Locate the lines of the listing below that hold "upload", then copy each of them.

## [SUPPLIED ENTRIES]
[Start]
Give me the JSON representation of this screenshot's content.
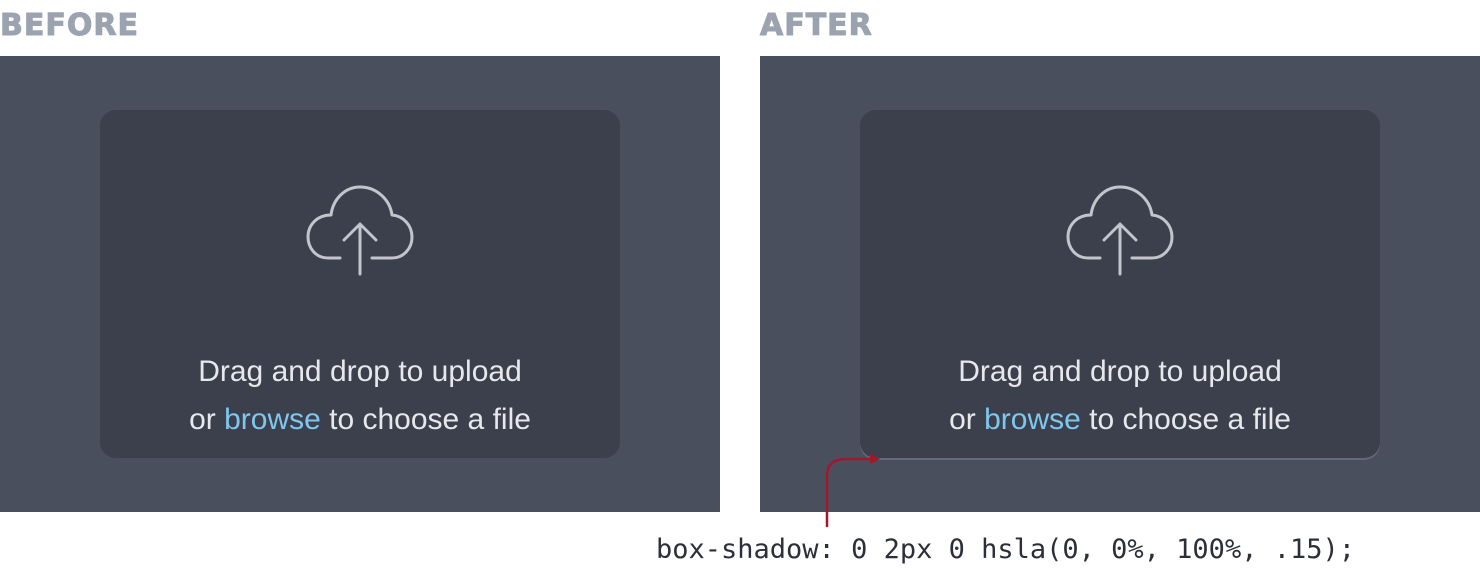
{
  "labels": {
    "before": "BEFORE",
    "after": "AFTER"
  },
  "dropzone": {
    "line1": "Drag and drop to upload",
    "line2_prefix": "or ",
    "line2_link": "browse",
    "line2_suffix": " to choose a file",
    "icon": "cloud-upload-icon"
  },
  "annotation": {
    "code": "box-shadow: 0 2px 0 hsla(0, 0%, 100%, .15);"
  },
  "colors": {
    "panel_background": "#4a4f5e",
    "dropzone_background": "#3c3f4c",
    "text": "#e7e8ec",
    "link": "#7ec8ef",
    "icon": "#c3c5cc",
    "arrow": "#a3172b",
    "label": "#9ca3b0"
  }
}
[End]
## [PROBLEM SOLUTION]
    "line1": "Drag and drop to upload",
    "icon": "cloud-upload-icon"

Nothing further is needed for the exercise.